> TASK DIRECTIONS
Take the material and output all of it exactly.

***

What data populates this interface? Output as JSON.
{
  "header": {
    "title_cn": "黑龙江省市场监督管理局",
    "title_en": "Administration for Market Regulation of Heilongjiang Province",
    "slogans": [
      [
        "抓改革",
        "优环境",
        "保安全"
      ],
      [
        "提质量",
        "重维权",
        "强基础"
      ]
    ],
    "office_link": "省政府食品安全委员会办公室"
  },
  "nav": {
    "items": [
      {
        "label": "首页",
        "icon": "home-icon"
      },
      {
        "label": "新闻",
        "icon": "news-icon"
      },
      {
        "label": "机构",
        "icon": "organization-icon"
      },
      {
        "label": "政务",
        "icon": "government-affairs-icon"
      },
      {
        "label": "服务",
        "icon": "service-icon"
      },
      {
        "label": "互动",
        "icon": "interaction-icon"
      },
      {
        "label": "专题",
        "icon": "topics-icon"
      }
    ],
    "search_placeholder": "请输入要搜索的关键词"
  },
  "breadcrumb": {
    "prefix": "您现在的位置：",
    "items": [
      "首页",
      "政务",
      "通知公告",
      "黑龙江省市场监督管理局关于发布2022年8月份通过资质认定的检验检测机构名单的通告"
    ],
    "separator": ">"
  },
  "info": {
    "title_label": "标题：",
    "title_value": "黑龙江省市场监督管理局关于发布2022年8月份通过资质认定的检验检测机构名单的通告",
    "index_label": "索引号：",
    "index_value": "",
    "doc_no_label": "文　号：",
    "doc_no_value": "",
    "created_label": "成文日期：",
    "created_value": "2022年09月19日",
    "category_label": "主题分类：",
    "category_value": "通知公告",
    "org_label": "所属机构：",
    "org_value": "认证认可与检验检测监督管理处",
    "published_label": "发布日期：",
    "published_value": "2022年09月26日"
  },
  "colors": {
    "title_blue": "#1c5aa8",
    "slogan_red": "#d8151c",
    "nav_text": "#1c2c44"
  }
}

***

> COMPLETE OUTPUT
What data populates this interface? Output as JSON.
{
  "header": {
    "title_cn": "黑龙江省市场监督管理局",
    "title_en": "Administration for Market Regulation of Heilongjiang Province",
    "slogans": [
      [
        "抓改革",
        "优环境",
        "保安全"
      ],
      [
        "提质量",
        "重维权",
        "强基础"
      ]
    ],
    "office_link": "省政府食品安全委员会办公室"
  },
  "nav": {
    "items": [
      {
        "label": "首页",
        "icon": "home-icon"
      },
      {
        "label": "新闻",
        "icon": "news-icon"
      },
      {
        "label": "机构",
        "icon": "organization-icon"
      },
      {
        "label": "政务",
        "icon": "government-affairs-icon"
      },
      {
        "label": "服务",
        "icon": "service-icon"
      },
      {
        "label": "互动",
        "icon": "interaction-icon"
      },
      {
        "label": "专题",
        "icon": "topics-icon"
      }
    ],
    "search_placeholder": "请输入要搜索的关键词"
  },
  "breadcrumb": {
    "prefix": "您现在的位置：",
    "items": [
      "首页",
      "政务",
      "通知公告",
      "黑龙江省市场监督管理局关于发布2022年8月份通过资质认定的检验检测机构名单的通告"
    ],
    "separator": ">"
  },
  "info": {
    "title_label": "标题：",
    "title_value": "黑龙江省市场监督管理局关于发布2022年8月份通过资质认定的检验检测机构名单的通告",
    "index_label": "索引号：",
    "index_value": "",
    "doc_no_label": "文　号：",
    "doc_no_value": "",
    "created_label": "成文日期：",
    "created_value": "2022年09月19日",
    "category_label": "主题分类：",
    "category_value": "通知公告",
    "org_label": "所属机构：",
    "org_value": "认证认可与检验检测监督管理处",
    "published_label": "发布日期：",
    "published_value": "2022年09月26日"
  },
  "colors": {
    "title_blue": "#1c5aa8",
    "slogan_red": "#d8151c",
    "nav_text": "#1c2c44"
  }
}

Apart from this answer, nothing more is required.